Each entry that follows is to be retyped exactly. Pictures do not belong in the copy.

▶ [ENTRIES]

__________________________________________________

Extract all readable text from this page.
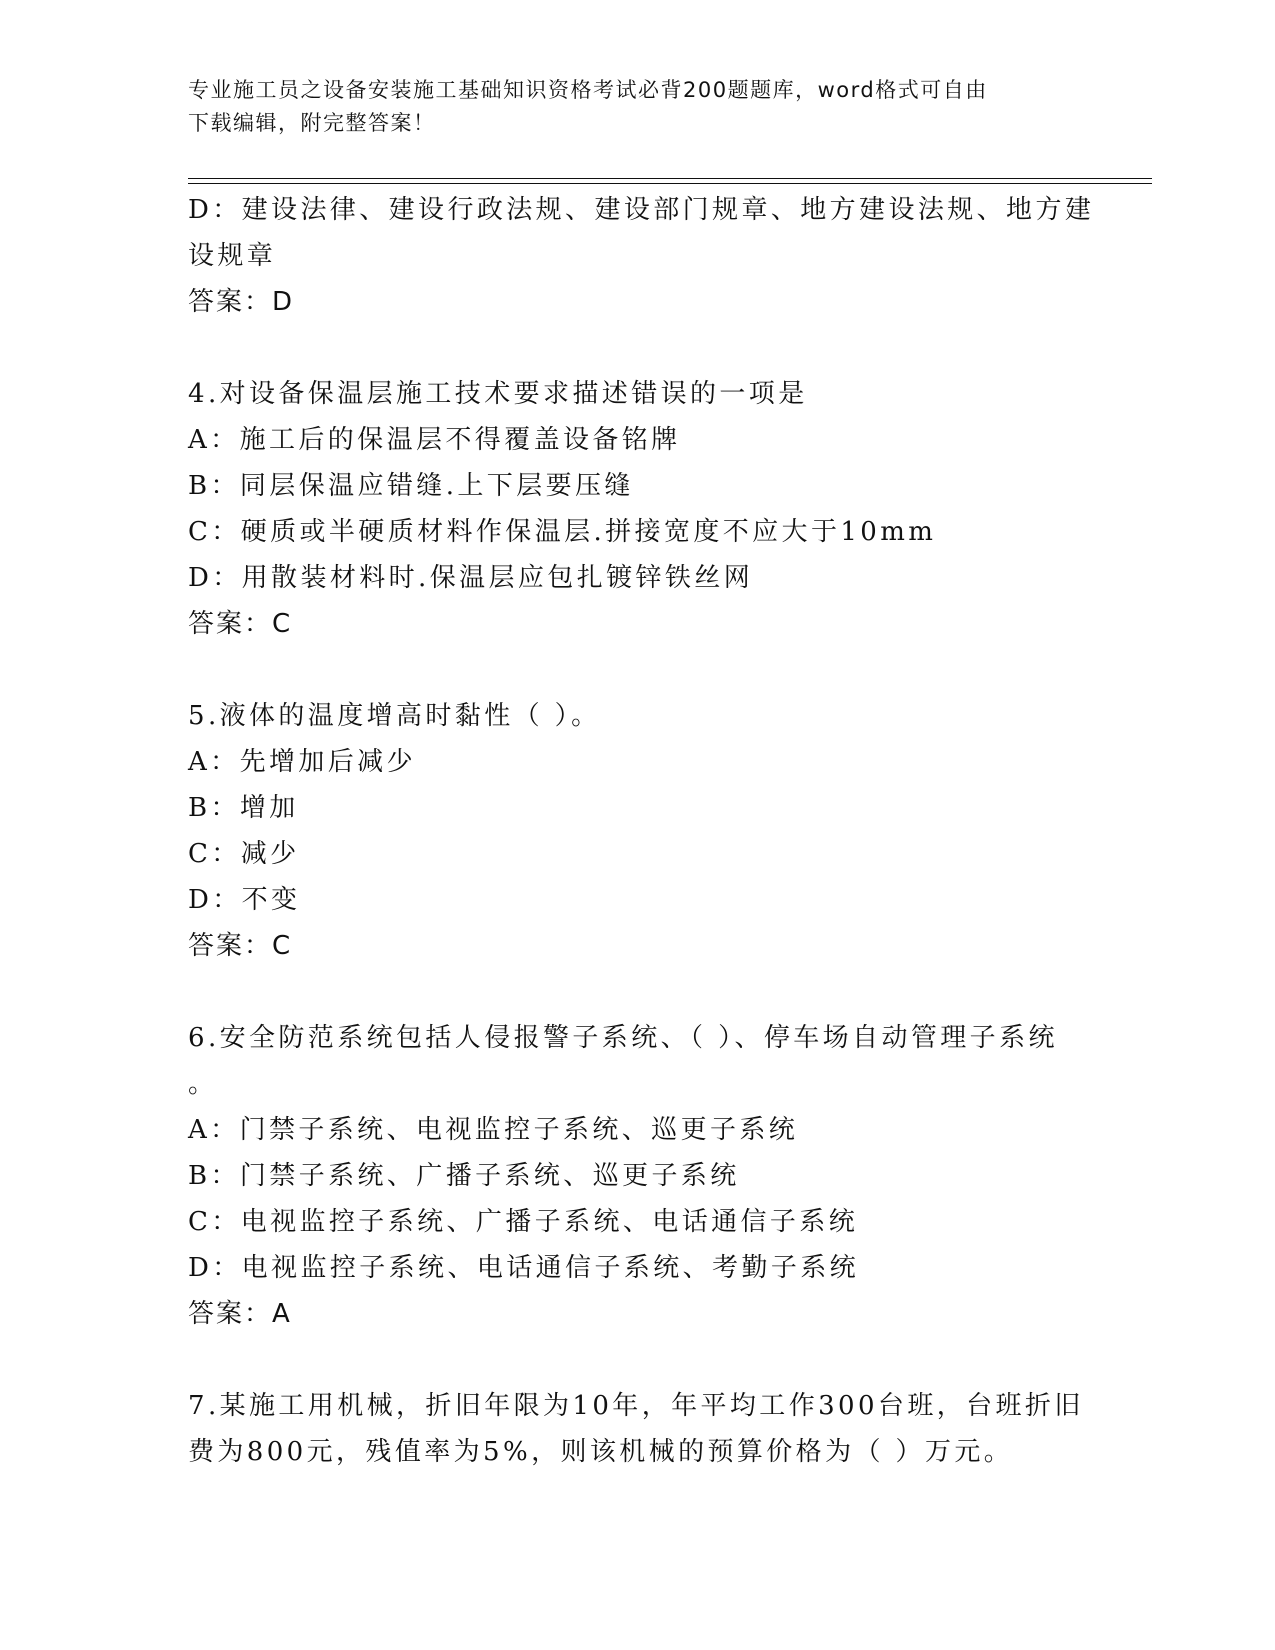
专业施工员之设备安装施工基础知识资格考试必背200题题库，word格式可自由
下载编辑，附完整答案！
D：建设法律、建设行政法规、建设部门规章、地方建设法规、地方建
设规章
答案：D
4.对设备保温层施工技术要求描述错误的一项是
A：施工后的保温层不得覆盖设备铭牌
B：同层保温应错缝.上下层要压缝
C：硬质或半硬质材料作保温层.拼接宽度不应大于10mm
D：用散装材料时.保温层应包扎镀锌铁丝网
答案：C
5.液体的温度增高时黏性（ ）。
A：先增加后减少
B：增加
C：减少
D：不变
答案：C
6.安全防范系统包括人侵报警子系统、（ ）、停车场自动管理子系统
。
A：门禁子系统、电视监控子系统、巡更子系统
B：门禁子系统、广播子系统、巡更子系统
C：电视监控子系统、广播子系统、电话通信子系统
D：电视监控子系统、电话通信子系统、考勤子系统
答案：A
7.某施工用机械，折旧年限为10年，年平均工作300台班，台班折旧
费为800元，残值率为5%，则该机械的预算价格为（ ）万元。
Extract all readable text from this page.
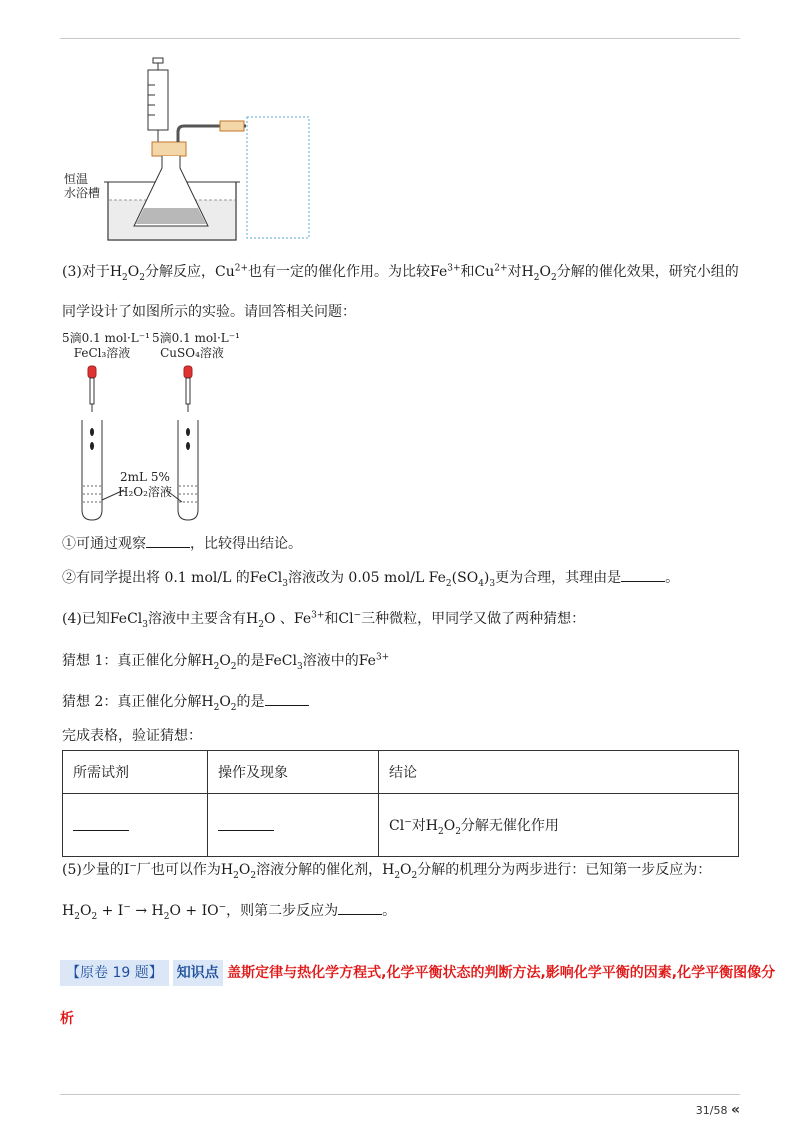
恒温
水浴槽
(3)对于$H_2O_2$分解反应，$Cu^{2+}$也有一定的催化作用。为比较$Fe^{3+}$和$Cu^{2+}$对$H_2O_2$分解的催化效果，研究小组的
同学设计了如图所示的实验。请回答相关问题：
5滴0.1 mol·L⁻¹
FeCl₃溶液
5滴0.1 mol·L⁻¹
CuSO₄溶液
2mL 5%
H₂O₂溶液
①可通过观察	，比较得出结论。
②有同学提出将 0.1 mol/L 的FeCl$_3$溶液改为 0.05 mol/L $Fe_2(SO_4)_3$更为合理，其理由是	。
(4)已知FeCl$_3$溶液中主要含有$H_2O$ 、$Fe^{3+}$和Cl−三种微粒，甲同学又做了两种猜想：
猜想 1：真正催化分解$H_2O_2$的是FeCl$_3$溶液中的$Fe^{3+}$
猜想 2：真正催化分解$H_2O_2$的是
完成表格，验证猜想：
所需试剂	操作及现象	结论
		Cl−对$H_2O_2$分解无催化作用
(5)少量的I−厂也可以作为$H_2O_2$溶液分解的催化剂，$H_2O_2$分解的机理分为两步进行：已知第一步反应为：
$H_2O_2 + I^- \to H_2O + IO^-$，则第二步反应为	。
【原卷 19 题】 知识点 盖斯定律与热化学方程式,化学平衡状态的判断方法,影响化学平衡的因素,化学平衡图像分
析
31/58 «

__________________________________________________

▶ [RESPONSE FOR THIS EXERCISE]
Extract all readable text from this page.
专业施工员之设备安装施工基础知识资格考试必背200题题库，word格式可自由
下载编辑，附完整答案！
D：建设法律、建设行政法规、建设部门规章、地方建设法规、地方建
设规章
答案：D
4.对设备保温层施工技术要求描述错误的一项是
A：施工后的保温层不得覆盖设备铭牌
B：同层保温应错缝.上下层要压缝
C：硬质或半硬质材料作保温层.拼接宽度不应大于10mm
D：用散装材料时.保温层应包扎镀锌铁丝网
答案：C
5.液体的温度增高时黏性（ ）。
A：先增加后减少
B：增加
C：减少
D：不变
答案：C
6.安全防范系统包括人侵报警子系统、（ ）、停车场自动管理子系统
。
A：门禁子系统、电视监控子系统、巡更子系统
B：门禁子系统、广播子系统、巡更子系统
C：电视监控子系统、广播子系统、电话通信子系统
D：电视监控子系统、电话通信子系统、考勤子系统
答案：A
7.某施工用机械，折旧年限为10年，年平均工作300台班，台班折旧
费为800元，残值率为5%，则该机械的预算价格为（ ）万元。
Extract all readable text from this page.
恒温
水浴槽
(3)对于$H_2O_2$分解反应，$Cu^{2+}$也有一定的催化作用。为比较$Fe^{3+}$和$Cu^{2+}$对$H_2O_2$分解的催化效果，研究小组的
同学设计了如图所示的实验。请回答相关问题：
5滴0.1 mol·L⁻¹
FeCl₃溶液
5滴0.1 mol·L⁻¹
CuSO₄溶液
2mL 5%
H₂O₂溶液
①可通过观察	，比较得出结论。
②有同学提出将 0.1 mol/L 的FeCl$_3$溶液改为 0.05 mol/L $Fe_2(SO_4)_3$更为合理，其理由是	。
(4)已知FeCl$_3$溶液中主要含有$H_2O$ 、$Fe^{3+}$和Cl−三种微粒，甲同学又做了两种猜想：
猜想 1：真正催化分解$H_2O_2$的是FeCl$_3$溶液中的$Fe^{3+}$
猜想 2：真正催化分解$H_2O_2$的是
完成表格，验证猜想：
所需试剂	操作及现象	结论
		Cl−对$H_2O_2$分解无催化作用
(5)少量的I−厂也可以作为$H_2O_2$溶液分解的催化剂，$H_2O_2$分解的机理分为两步进行：已知第一步反应为：
$H_2O_2 + I^- \to H_2O + IO^-$，则第二步反应为	。
【原卷 19 题】 知识点 盖斯定律与热化学方程式,化学平衡状态的判断方法,影响化学平衡的因素,化学平衡图像分
析
31/58 «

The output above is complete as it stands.